Las últimas encuestas hablan de un 37 por ciento de estadounidenses que, todavía, no vomitan.
Y repito que no hablo de los periodistas asesinados en Iraq o en Los Angeles, de los votantes engañados, de los inversores estafados, de los profesionales envilecidos…sólo de los que se enferman.
Y el bueno de Green, ni siquiera está confirmando su vómito. No lo da por un hecho, incluso, tal posibilidad la condiciona a que el presidente reitere la frase «mensajes mixtos».
¿Y qué tan grave, me pregunto, qué tan molesta e irritante es esa frase como para merecer tantas arcadas y disculpas?
Hace falta ser un periodista muy ingenuo y confiado, muy honesto y noble como para elegir, precisamente, esa frase de Bush. Otra prueba de la inocencia de John Green, de su absoluta falta de malicia, es que se fuera a perturbar por unos mensajes mixtos que yo, honestamente, ni recuerdo. Y eso, cuando en su memoria de veterano comunicador debe almacenar, al menos, parte del surtido prontuario de insensateces, bellaquerías y estupideces del presidente Bush. Es tan amplio el inventario que tampoco voy a molestarme en recordarles una de sus babosadas. Escojan la de su preferencia, que cualquiera será más grave que esos mixtos mensajes que conturbaron al infeliz periodista.
Tampoco es la primera vez que se ofende, públicamente, a Bush, y el insulto no purga su pena.
Años atrás, Federico Fasano, director del periódico uruguayo La República, era conminado a rectificar por el embajador estadounidense en Montevideo, luego de que el periodista comparara a Bush con Hitler. La respuesta al emplazamiento no se hizo esperar y fue de antología. Entre otras lindezas, agregaba Fasano al parecido: «Bush es un fanático paranoico, intoxicado de mesianismo, con menos luces que una babosa, borracho de poder como de alcohol, contracara del homo sapiens, encarnación del homo demens…» Y no pidió perdón.

====

■ CONSIGNA ■
Transcribe literalmente el pasaje del fragmento seleccionado que comienza con las palabras "Y repito que" y concluye con "arcadas y disculpas?".

■ DATOS REGISTRADOS ■
====

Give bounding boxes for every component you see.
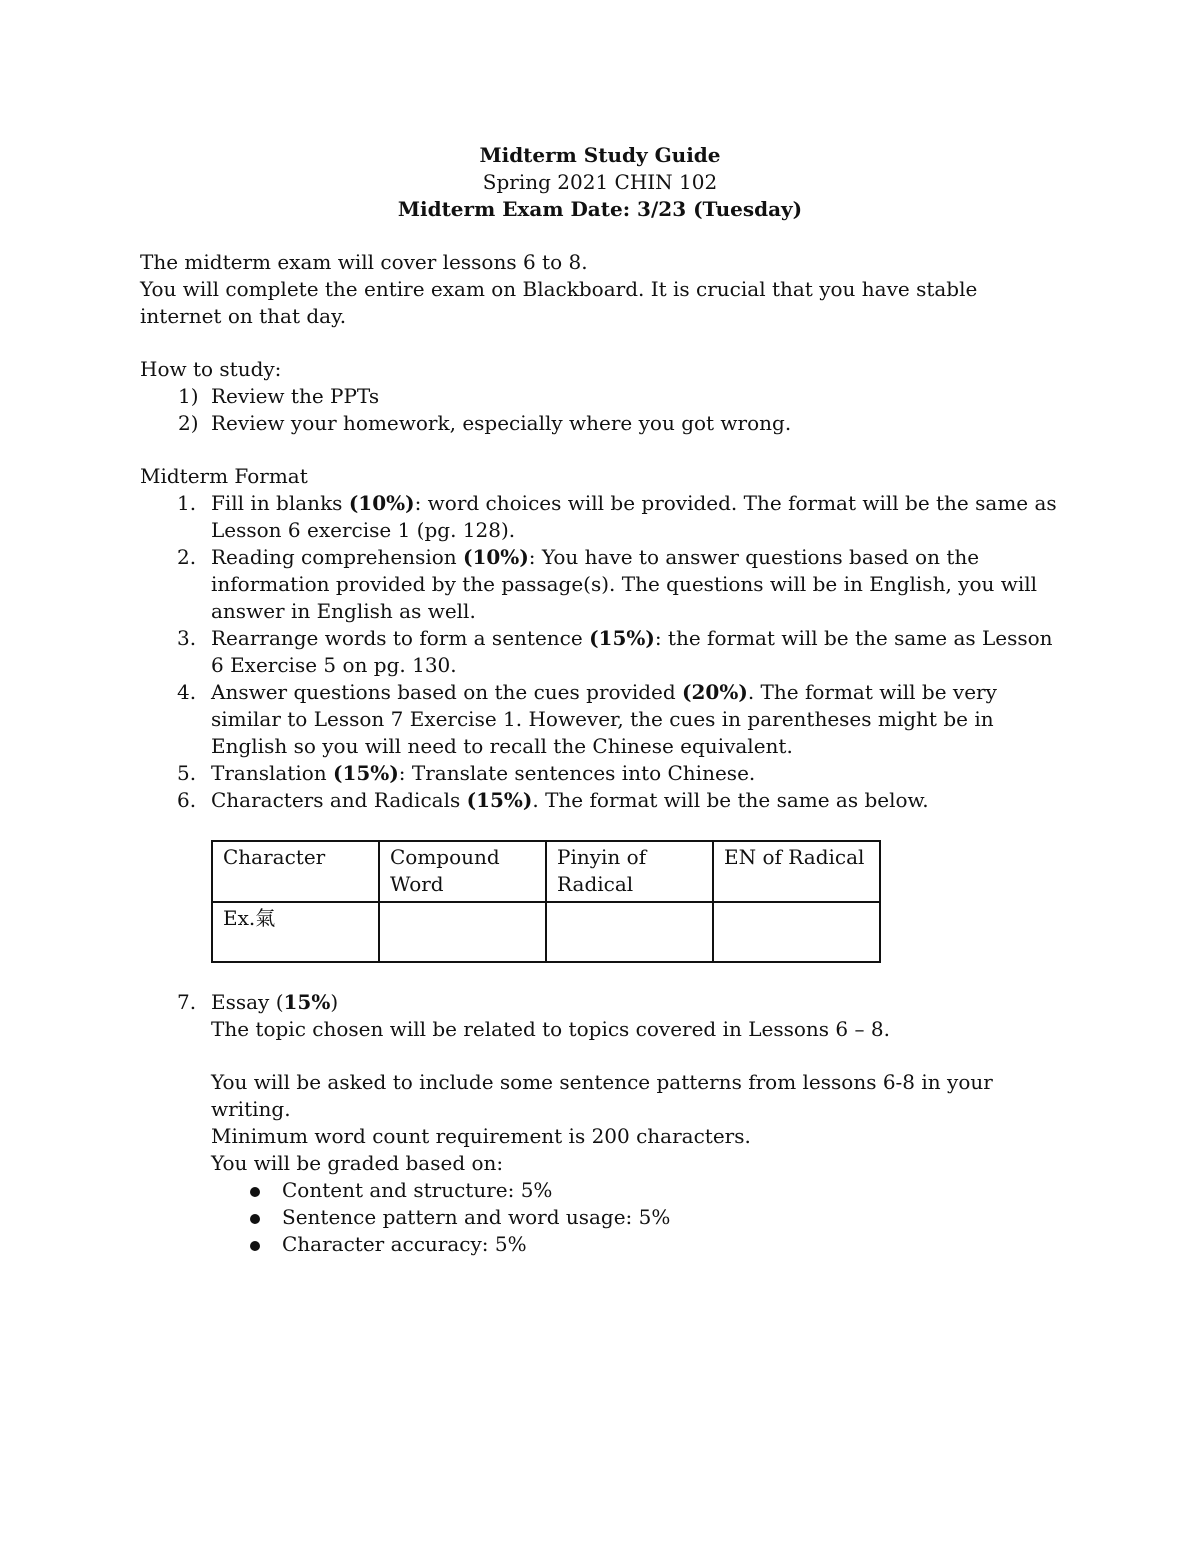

====

■ RESPUESTA ESCRITA ■
Y repito que no hablo de los periodistas asesinados en Iraq o en Los Angeles, de los votantes engañados, de los inversores estafados, de los profesionales envilecidos…sólo de los que se enferman.
Y el bueno de Green, ni siquiera está confirmando su vómito. No lo da por un hecho, incluso, tal posibilidad la condiciona a que el presidente reitere la frase «mensajes mixtos».
¿Y qué tan grave, me pregunto, qué tan molesta e irritante es esa frase como para merecer tantas arcadas y disculpas?